The task:
Tell how many lines have the string "milliers" in them, and write nothing besides the number.
━━ Supplied entries ━━
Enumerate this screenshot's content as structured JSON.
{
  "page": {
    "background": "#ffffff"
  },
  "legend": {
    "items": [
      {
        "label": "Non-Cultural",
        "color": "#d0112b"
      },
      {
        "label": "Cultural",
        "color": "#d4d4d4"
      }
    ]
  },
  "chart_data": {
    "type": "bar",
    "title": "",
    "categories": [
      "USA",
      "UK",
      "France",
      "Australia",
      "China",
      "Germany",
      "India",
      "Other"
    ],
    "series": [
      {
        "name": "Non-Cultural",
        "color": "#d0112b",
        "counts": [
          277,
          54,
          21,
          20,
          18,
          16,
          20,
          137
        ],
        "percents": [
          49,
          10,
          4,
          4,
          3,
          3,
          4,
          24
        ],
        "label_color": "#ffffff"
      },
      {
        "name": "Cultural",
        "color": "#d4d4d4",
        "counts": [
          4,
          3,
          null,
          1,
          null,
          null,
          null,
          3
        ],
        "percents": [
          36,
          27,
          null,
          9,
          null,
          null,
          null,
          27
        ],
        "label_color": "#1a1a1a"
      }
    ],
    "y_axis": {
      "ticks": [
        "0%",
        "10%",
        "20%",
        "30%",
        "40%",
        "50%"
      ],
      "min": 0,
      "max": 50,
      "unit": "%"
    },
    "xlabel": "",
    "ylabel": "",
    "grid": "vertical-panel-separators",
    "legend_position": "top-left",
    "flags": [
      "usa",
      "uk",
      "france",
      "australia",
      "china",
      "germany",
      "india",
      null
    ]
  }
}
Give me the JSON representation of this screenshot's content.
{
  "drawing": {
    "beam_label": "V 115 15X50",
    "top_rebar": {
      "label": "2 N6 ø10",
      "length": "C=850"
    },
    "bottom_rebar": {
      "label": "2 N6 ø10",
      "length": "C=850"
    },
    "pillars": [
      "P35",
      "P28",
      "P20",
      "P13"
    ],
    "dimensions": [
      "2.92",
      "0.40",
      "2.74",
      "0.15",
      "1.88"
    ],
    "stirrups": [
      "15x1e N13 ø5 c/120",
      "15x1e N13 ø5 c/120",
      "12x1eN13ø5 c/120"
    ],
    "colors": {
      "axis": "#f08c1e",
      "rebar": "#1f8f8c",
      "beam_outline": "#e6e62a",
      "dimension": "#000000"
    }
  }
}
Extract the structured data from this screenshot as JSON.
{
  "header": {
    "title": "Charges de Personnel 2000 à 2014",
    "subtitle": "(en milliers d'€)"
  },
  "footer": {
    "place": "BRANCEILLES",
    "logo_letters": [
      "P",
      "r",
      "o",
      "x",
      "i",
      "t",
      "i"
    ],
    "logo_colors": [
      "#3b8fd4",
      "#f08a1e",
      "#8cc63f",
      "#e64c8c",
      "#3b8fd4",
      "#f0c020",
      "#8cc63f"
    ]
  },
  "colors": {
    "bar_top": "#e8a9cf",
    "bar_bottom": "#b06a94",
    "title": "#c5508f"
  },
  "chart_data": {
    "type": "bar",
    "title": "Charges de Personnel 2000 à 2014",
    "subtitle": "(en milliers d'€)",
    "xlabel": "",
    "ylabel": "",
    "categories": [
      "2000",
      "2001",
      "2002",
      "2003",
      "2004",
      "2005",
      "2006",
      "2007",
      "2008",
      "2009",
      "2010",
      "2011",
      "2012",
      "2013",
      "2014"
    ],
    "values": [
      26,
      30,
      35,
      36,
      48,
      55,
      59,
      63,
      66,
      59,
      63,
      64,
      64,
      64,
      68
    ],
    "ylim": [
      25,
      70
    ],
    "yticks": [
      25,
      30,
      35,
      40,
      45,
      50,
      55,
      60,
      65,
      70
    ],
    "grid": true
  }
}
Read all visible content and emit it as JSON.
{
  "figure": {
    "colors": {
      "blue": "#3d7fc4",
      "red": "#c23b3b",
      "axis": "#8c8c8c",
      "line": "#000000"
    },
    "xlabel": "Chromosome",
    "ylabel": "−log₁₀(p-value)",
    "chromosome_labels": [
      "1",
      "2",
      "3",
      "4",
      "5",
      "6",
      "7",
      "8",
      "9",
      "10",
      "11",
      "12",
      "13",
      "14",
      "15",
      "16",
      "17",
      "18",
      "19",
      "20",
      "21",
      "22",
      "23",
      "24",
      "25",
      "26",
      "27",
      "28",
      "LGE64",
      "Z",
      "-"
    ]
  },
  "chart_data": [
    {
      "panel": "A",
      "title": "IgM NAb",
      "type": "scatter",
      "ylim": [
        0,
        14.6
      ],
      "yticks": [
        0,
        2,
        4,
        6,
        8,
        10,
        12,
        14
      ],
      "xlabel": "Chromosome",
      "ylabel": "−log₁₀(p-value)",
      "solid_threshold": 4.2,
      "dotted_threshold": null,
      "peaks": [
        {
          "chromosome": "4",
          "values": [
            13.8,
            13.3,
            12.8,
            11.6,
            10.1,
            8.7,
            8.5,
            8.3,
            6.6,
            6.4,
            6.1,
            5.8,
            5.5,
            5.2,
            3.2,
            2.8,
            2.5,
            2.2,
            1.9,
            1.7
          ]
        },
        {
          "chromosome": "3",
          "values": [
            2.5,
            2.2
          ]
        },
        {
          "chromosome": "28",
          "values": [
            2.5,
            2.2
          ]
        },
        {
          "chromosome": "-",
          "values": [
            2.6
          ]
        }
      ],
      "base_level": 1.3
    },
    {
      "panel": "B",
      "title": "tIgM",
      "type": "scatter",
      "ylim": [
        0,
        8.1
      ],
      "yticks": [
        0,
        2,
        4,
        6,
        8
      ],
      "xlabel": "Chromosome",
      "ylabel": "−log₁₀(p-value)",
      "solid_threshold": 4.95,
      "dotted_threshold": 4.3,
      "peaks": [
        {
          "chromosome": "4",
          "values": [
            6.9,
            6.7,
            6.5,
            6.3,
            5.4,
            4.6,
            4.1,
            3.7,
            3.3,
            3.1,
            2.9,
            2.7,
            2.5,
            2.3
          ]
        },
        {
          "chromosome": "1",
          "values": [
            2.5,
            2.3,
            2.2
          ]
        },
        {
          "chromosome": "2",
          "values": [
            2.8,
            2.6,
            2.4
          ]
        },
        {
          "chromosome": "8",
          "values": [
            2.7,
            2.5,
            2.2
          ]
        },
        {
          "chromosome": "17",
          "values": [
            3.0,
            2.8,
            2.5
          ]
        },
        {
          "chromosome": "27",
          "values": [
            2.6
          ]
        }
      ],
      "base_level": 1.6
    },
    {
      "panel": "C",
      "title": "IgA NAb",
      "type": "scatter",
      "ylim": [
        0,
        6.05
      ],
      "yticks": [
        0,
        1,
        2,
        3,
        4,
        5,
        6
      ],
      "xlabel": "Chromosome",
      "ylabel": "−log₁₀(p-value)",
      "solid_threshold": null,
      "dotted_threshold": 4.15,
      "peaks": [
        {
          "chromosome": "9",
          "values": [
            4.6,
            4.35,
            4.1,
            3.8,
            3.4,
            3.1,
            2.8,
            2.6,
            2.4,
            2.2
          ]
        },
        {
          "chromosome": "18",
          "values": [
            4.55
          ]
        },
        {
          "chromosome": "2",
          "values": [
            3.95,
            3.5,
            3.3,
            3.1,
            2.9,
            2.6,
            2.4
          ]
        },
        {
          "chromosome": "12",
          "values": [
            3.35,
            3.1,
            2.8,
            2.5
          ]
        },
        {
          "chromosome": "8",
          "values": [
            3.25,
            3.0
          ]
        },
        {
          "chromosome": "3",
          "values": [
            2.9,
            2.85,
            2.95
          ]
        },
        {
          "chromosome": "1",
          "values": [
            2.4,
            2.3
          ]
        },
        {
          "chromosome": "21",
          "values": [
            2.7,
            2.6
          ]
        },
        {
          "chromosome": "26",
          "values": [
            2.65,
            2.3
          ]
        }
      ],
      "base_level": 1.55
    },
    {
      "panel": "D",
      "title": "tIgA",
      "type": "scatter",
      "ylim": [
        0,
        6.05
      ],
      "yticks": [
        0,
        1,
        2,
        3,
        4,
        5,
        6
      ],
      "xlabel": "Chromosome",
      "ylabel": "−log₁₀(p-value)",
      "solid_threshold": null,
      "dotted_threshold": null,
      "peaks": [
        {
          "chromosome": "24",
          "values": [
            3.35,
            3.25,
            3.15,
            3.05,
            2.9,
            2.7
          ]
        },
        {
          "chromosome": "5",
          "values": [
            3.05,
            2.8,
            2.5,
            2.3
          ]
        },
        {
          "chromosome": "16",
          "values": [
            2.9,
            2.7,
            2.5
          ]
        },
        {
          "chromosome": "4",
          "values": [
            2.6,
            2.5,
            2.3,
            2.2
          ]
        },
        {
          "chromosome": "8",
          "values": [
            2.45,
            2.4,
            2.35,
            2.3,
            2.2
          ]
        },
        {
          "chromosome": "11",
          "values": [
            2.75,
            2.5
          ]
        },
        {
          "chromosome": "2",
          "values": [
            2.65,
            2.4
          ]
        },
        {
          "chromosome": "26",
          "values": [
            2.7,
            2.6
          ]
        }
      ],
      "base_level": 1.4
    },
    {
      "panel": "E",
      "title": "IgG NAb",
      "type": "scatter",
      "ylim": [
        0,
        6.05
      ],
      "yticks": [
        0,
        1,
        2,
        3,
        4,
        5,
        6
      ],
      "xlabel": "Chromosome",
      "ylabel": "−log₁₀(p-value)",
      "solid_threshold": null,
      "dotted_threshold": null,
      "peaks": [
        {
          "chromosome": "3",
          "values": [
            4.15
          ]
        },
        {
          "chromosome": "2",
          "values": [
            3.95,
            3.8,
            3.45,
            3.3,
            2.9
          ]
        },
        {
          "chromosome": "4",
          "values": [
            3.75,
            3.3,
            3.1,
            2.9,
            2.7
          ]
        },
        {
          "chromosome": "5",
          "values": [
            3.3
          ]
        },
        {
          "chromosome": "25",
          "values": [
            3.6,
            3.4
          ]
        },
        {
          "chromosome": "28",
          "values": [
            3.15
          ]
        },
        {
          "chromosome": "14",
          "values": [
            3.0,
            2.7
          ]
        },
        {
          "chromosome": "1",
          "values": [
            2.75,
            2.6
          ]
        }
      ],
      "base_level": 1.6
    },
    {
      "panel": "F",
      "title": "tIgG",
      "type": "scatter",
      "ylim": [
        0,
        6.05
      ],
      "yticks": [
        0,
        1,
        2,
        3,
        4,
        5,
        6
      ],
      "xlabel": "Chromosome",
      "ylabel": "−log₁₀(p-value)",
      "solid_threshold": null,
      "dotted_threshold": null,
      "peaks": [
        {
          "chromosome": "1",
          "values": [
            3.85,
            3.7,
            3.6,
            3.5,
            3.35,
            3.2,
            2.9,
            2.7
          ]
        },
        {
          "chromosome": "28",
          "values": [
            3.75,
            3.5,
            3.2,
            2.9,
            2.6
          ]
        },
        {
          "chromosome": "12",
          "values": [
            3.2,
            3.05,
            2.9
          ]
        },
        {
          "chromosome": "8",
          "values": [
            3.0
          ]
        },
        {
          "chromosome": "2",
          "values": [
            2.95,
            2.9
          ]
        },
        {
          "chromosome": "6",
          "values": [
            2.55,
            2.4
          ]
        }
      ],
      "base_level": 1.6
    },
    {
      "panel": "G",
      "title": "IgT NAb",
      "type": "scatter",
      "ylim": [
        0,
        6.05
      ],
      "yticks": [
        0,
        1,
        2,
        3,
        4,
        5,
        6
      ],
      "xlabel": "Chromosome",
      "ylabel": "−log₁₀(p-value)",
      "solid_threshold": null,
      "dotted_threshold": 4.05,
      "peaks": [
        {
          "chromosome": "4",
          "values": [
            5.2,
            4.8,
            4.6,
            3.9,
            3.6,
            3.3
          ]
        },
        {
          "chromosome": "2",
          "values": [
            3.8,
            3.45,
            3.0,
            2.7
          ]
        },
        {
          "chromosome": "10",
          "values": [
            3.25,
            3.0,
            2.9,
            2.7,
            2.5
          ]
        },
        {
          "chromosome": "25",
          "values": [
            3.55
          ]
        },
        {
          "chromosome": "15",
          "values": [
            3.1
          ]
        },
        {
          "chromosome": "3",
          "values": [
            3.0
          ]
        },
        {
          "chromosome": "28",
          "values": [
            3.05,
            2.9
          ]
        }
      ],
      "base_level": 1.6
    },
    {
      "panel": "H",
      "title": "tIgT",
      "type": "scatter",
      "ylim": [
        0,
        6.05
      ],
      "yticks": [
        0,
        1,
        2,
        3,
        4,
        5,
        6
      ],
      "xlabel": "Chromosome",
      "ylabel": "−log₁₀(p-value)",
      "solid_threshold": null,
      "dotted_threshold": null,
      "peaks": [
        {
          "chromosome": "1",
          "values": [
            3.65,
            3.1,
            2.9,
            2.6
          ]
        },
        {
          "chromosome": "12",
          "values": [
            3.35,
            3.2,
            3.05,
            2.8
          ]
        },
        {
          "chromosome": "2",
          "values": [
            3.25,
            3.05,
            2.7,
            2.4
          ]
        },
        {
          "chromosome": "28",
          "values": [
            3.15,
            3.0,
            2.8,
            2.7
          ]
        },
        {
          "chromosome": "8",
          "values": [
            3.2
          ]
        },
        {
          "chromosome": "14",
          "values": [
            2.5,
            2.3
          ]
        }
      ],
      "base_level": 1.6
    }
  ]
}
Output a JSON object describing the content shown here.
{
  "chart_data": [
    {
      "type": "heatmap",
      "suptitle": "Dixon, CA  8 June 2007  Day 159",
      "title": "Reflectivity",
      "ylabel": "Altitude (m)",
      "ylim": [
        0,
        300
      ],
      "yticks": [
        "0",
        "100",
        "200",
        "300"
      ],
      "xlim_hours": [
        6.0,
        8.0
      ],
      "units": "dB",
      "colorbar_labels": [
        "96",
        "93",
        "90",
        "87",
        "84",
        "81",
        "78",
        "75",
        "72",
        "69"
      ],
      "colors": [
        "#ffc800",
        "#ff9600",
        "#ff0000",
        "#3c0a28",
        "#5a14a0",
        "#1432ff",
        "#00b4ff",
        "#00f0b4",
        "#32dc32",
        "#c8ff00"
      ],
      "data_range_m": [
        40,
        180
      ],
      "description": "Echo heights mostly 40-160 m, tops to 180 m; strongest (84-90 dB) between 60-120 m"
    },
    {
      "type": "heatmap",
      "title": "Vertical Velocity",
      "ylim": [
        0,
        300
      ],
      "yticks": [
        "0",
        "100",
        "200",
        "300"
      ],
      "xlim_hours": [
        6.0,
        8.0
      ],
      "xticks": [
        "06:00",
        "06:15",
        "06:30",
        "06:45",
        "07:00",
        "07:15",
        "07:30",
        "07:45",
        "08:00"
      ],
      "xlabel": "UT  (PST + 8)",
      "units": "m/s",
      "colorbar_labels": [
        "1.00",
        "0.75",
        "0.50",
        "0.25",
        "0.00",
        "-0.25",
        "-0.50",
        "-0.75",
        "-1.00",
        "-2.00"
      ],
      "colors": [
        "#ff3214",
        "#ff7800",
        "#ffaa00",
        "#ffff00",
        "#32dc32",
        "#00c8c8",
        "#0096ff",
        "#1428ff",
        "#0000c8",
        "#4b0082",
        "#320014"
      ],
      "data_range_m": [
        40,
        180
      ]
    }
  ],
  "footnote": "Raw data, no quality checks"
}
━━━
Exercise result:
2